> Exercise material
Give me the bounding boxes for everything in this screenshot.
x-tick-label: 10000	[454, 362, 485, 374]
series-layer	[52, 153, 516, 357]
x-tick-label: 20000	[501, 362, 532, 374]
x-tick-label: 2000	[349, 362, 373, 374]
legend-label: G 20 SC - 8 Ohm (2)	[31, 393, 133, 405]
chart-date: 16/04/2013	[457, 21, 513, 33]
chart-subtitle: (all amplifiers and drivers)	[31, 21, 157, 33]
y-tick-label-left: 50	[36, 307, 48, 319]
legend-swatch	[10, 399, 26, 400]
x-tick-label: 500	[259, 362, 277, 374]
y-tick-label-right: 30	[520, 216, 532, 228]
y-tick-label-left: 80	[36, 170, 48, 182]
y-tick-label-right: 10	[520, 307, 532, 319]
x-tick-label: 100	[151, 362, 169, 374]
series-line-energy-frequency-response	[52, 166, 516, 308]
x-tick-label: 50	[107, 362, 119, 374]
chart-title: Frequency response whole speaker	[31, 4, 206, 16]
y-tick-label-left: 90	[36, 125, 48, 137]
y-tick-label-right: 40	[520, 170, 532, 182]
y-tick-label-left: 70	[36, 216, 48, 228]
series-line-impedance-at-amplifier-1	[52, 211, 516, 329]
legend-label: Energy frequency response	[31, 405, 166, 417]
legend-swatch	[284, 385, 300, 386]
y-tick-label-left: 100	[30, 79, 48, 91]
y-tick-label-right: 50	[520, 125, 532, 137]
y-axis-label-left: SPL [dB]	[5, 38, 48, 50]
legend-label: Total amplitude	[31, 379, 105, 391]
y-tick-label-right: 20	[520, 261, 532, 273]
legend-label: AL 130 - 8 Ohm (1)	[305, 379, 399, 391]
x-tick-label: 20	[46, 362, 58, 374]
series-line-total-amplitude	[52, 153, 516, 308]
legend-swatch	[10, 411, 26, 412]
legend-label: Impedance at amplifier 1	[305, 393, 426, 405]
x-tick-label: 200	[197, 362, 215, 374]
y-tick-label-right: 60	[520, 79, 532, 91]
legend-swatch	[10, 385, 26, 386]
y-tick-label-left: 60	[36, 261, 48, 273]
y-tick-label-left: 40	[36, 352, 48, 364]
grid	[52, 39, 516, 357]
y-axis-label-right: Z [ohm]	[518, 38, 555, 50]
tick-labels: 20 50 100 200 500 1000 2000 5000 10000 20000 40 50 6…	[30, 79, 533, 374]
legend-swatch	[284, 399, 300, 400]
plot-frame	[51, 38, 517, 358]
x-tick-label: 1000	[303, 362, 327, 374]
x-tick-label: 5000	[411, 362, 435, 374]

> To do
Rewrite the stretch of the records from the start through the line that contains "385, 26, 386]", changing "legend-label" to "legend-text" and leaving everything else unchanged.

> Exercise answer
Give me the bounding boxes for everything in this screenshot.
x-tick-label: 10000	[454, 362, 485, 374]
series-layer	[52, 153, 516, 357]
x-tick-label: 20000	[501, 362, 532, 374]
x-tick-label: 2000	[349, 362, 373, 374]
legend-text: G 20 SC - 8 Ohm (2)	[31, 393, 133, 405]
chart-date: 16/04/2013	[457, 21, 513, 33]
chart-subtitle: (all amplifiers and drivers)	[31, 21, 157, 33]
y-tick-label-left: 50	[36, 307, 48, 319]
legend-swatch	[10, 399, 26, 400]
x-tick-label: 500	[259, 362, 277, 374]
y-tick-label-right: 30	[520, 216, 532, 228]
y-tick-label-left: 80	[36, 170, 48, 182]
y-tick-label-right: 10	[520, 307, 532, 319]
x-tick-label: 100	[151, 362, 169, 374]
series-line-energy-frequency-response	[52, 166, 516, 308]
x-tick-label: 50	[107, 362, 119, 374]
chart-title: Frequency response whole speaker	[31, 4, 206, 16]
y-tick-label-left: 90	[36, 125, 48, 137]
y-tick-label-right: 40	[520, 170, 532, 182]
y-tick-label-left: 70	[36, 216, 48, 228]
series-line-impedance-at-amplifier-1	[52, 211, 516, 329]
legend-text: Energy frequency response	[31, 405, 166, 417]
legend-swatch	[284, 385, 300, 386]
y-tick-label-left: 100	[30, 79, 48, 91]
y-tick-label-right: 50	[520, 125, 532, 137]
y-axis-label-left: SPL [dB]	[5, 38, 48, 50]
legend-text: Total amplitude	[31, 379, 105, 391]
y-tick-label-right: 20	[520, 261, 532, 273]
legend-text: AL 130 - 8 Ohm (1)	[305, 379, 399, 391]
x-tick-label: 20	[46, 362, 58, 374]
series-line-total-amplitude	[52, 153, 516, 308]
legend-swatch	[10, 411, 26, 412]
legend-text: Impedance at amplifier 1	[305, 393, 426, 405]
x-tick-label: 200	[197, 362, 215, 374]
y-tick-label-right: 60	[520, 79, 532, 91]
legend-swatch	[10, 385, 26, 386]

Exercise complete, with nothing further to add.